__YOUR TASK__: Find the lines with the string "области" and return them.

*** GIVEN RECORDS ***

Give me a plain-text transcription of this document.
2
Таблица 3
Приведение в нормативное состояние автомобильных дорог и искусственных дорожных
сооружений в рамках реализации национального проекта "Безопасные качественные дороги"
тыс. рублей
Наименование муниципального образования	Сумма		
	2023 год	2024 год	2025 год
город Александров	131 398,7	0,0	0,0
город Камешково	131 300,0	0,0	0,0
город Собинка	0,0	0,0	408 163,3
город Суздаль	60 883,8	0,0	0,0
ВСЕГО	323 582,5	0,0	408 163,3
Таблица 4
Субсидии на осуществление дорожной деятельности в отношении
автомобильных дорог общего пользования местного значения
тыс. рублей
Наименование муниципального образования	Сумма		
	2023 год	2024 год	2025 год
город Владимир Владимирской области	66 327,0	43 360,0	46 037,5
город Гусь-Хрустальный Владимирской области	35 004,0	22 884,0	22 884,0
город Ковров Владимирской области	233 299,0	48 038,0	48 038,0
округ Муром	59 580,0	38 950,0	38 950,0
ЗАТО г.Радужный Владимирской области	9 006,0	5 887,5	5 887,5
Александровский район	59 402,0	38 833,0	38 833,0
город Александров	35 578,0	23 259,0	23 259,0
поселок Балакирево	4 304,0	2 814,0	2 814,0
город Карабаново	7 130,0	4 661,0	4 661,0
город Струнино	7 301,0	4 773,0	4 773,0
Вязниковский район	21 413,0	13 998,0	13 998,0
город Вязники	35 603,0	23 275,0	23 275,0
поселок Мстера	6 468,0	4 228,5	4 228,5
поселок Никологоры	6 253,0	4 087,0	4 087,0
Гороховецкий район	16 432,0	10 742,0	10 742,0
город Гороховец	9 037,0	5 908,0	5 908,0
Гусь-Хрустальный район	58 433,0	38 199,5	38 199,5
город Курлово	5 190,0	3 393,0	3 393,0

***

__FINISHED EXERCISE__:
город Владимир Владимирской области	66 327,0	43 360,0	46 037,5
город Гусь-Хрустальный Владимирской области	35 004,0	22 884,0	22 884,0
город Ковров Владимирской области	233 299,0	48 038,0	48 038,0
ЗАТО г.Радужный Владимирской области	9 006,0	5 887,5	5 887,5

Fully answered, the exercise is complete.